**Dataset records:**
────────────────
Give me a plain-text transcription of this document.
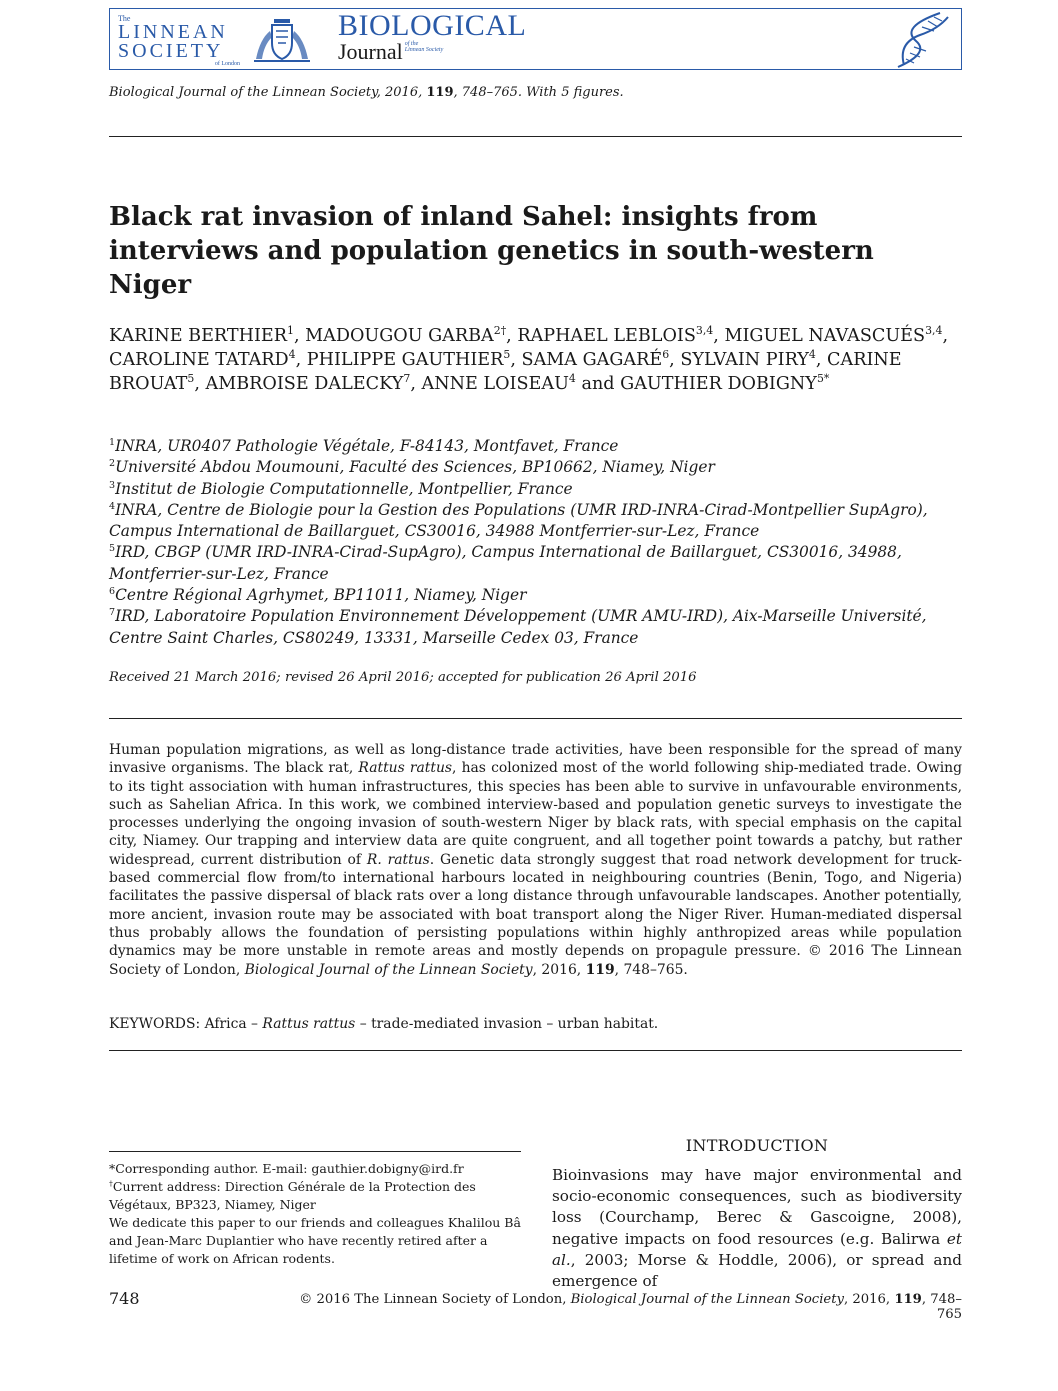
The
LINNEAN
SOCIETY
of London
BIOLOGICAL
Journal of the
Linnean Society
Biological Journal of the Linnean Society, 2016, 119, 748–765. With 5 figures.
Black rat invasion of inland Sahel: insights from interviews and population genetics in south-western Niger
KARINE BERTHIER$^1$, MADOUGOU $GARBA^{2\dagger}$, RAPHAEL LEBLOIS$^{3,4}$, MIGUEL NAVASCUÉS$^{3,4}$, CAROLINE TATARD$^4$, PHILIPPE GAUTHIER$^5$, SAMA GAGARÉ$^6$, SYLVAIN PIRY$^4$, CARINE BROUAT$^5$, AMBROISE DALECKY$^7$, ANNE LOISEAU$^4$ and GAUTHIER $DOBIGNY^{5*}$
$^1$INRA, UR0407 Pathologie Végétale, F-84143, Montfavet, France
$^2$Université Abdou Moumouni, Faculté des Sciences, BP10662, Niamey, Niger
$^3$Institut de Biologie Computationnelle, Montpellier, France
$^4$INRA, Centre de Biologie pour la Gestion des Populations (UMR IRD-INRA-Cirad-Montpellier SupAgro), Campus International de Baillarguet, CS30016, 34988 Montferrier-sur-Lez, France
$^5$IRD, CBGP (UMR IRD-INRA-Cirad-SupAgro), Campus International de Baillarguet, CS30016, 34988, Montferrier-sur-Lez, France
$^6$Centre Régional Agrhymet, BP11011, Niamey, Niger
$^7$IRD, Laboratoire Population Environnement Développement (UMR AMU-IRD), Aix-Marseille Université, Centre Saint Charles, CS80249, 13331, Marseille Cedex 03, France
Received 21 March 2016; revised 26 April 2016; accepted for publication 26 April 2016
Human population migrations, as well as long-distance trade activities, have been responsible for the spread of many invasive organisms. The black rat, Rattus rattus, has colonized most of the world following ship-mediated trade. Owing to its tight association with human infrastructures, this species has been able to survive in unfavourable environments, such as Sahelian Africa. In this work, we combined interview-based and population genetic surveys to investigate the processes underlying the ongoing invasion of south-western Niger by black rats, with special emphasis on the capital city, Niamey. Our trapping and interview data are quite congruent, and all together point towards a patchy, but rather widespread, current distribution of R. rattus. Genetic data strongly suggest that road network development for truck-based commercial flow from/to international harbours located in neighbouring countries (Benin, Togo, and Nigeria) facilitates the passive dispersal of black rats over a long distance through unfavourable landscapes. Another potentially, more ancient, invasion route may be associated with boat transport along the Niger River. Human-mediated dispersal thus probably allows the foundation of persisting populations within highly anthropized areas while population dynamics may be more unstable in remote areas and mostly depends on propagule pressure. © 2016 The Linnean Society of London, Biological Journal of the Linnean Society, 2016, 119, 748–765.
KEYWORDS: Africa – Rattus rattus – trade-mediated invasion – urban habitat.
INTRODUCTION
Bioinvasions may have major environmental and socio-economic consequences, such as biodiversity loss (Courchamp, Berec & Gascoigne, 2008), negative impacts on food resources (e.g. Balirwa et al., 2003; Morse & Hoddle, 2006), or spread and emergence of
*Corresponding author. E-mail: gauthier.dobigny@ird.fr
†Current address: Direction Générale de la Protection des Végétaux, BP323, Niamey, Niger
We dedicate this paper to our friends and colleagues Khalilou Bâ and Jean-Marc Duplantier who have recently retired after a lifetime of work on African rodents.
748	© 2016 The Linnean Society of London, Biological Journal of the Linnean Society, 2016, 119, 748–765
────────────────
**Short problem:**
Each entry must be retyped word for word, with every image omitted.

**Result of this task:**
Give me a plain-text transcription of this document.
The
LINNEAN
SOCIETY
of London
BIOLOGICAL
Journal of the
Linnean Society
Biological Journal of the Linnean Society, 2016, 119, 748–765. With 5 figures.
Black rat invasion of inland Sahel: insights from interviews and population genetics in south-western Niger
KARINE BERTHIER$^1$, MADOUGOU $GARBA^{2\dagger}$, RAPHAEL LEBLOIS$^{3,4}$, MIGUEL NAVASCUÉS$^{3,4}$, CAROLINE TATARD$^4$, PHILIPPE GAUTHIER$^5$, SAMA GAGARÉ$^6$, SYLVAIN PIRY$^4$, CARINE BROUAT$^5$, AMBROISE DALECKY$^7$, ANNE LOISEAU$^4$ and GAUTHIER $DOBIGNY^{5*}$
$^1$INRA, UR0407 Pathologie Végétale, F-84143, Montfavet, France
$^2$Université Abdou Moumouni, Faculté des Sciences, BP10662, Niamey, Niger
$^3$Institut de Biologie Computationnelle, Montpellier, France
$^4$INRA, Centre de Biologie pour la Gestion des Populations (UMR IRD-INRA-Cirad-Montpellier SupAgro), Campus International de Baillarguet, CS30016, 34988 Montferrier-sur-Lez, France
$^5$IRD, CBGP (UMR IRD-INRA-Cirad-SupAgro), Campus International de Baillarguet, CS30016, 34988, Montferrier-sur-Lez, France
$^6$Centre Régional Agrhymet, BP11011, Niamey, Niger
$^7$IRD, Laboratoire Population Environnement Développement (UMR AMU-IRD), Aix-Marseille Université, Centre Saint Charles, CS80249, 13331, Marseille Cedex 03, France
Received 21 March 2016; revised 26 April 2016; accepted for publication 26 April 2016
Human population migrations, as well as long-distance trade activities, have been responsible for the spread of many invasive organisms. The black rat, Rattus rattus, has colonized most of the world following ship-mediated trade. Owing to its tight association with human infrastructures, this species has been able to survive in unfavourable environments, such as Sahelian Africa. In this work, we combined interview-based and population genetic surveys to investigate the processes underlying the ongoing invasion of south-western Niger by black rats, with special emphasis on the capital city, Niamey. Our trapping and interview data are quite congruent, and all together point towards a patchy, but rather widespread, current distribution of R. rattus. Genetic data strongly suggest that road network development for truck-based commercial flow from/to international harbours located in neighbouring countries (Benin, Togo, and Nigeria) facilitates the passive dispersal of black rats over a long distance through unfavourable landscapes. Another potentially, more ancient, invasion route may be associated with boat transport along the Niger River. Human-mediated dispersal thus probably allows the foundation of persisting populations within highly anthropized areas while population dynamics may be more unstable in remote areas and mostly depends on propagule pressure. © 2016 The Linnean Society of London, Biological Journal of the Linnean Society, 2016, 119, 748–765.
KEYWORDS: Africa – Rattus rattus – trade-mediated invasion – urban habitat.
INTRODUCTION
Bioinvasions may have major environmental and socio-economic consequences, such as biodiversity loss (Courchamp, Berec & Gascoigne, 2008), negative impacts on food resources (e.g. Balirwa et al., 2003; Morse & Hoddle, 2006), or spread and emergence of
*Corresponding author. E-mail: gauthier.dobigny@ird.fr
†Current address: Direction Générale de la Protection des Végétaux, BP323, Niamey, Niger
We dedicate this paper to our friends and colleagues Khalilou Bâ and Jean-Marc Duplantier who have recently retired after a lifetime of work on African rodents.
748	© 2016 The Linnean Society of London, Biological Journal of the Linnean Society, 2016, 119, 748–765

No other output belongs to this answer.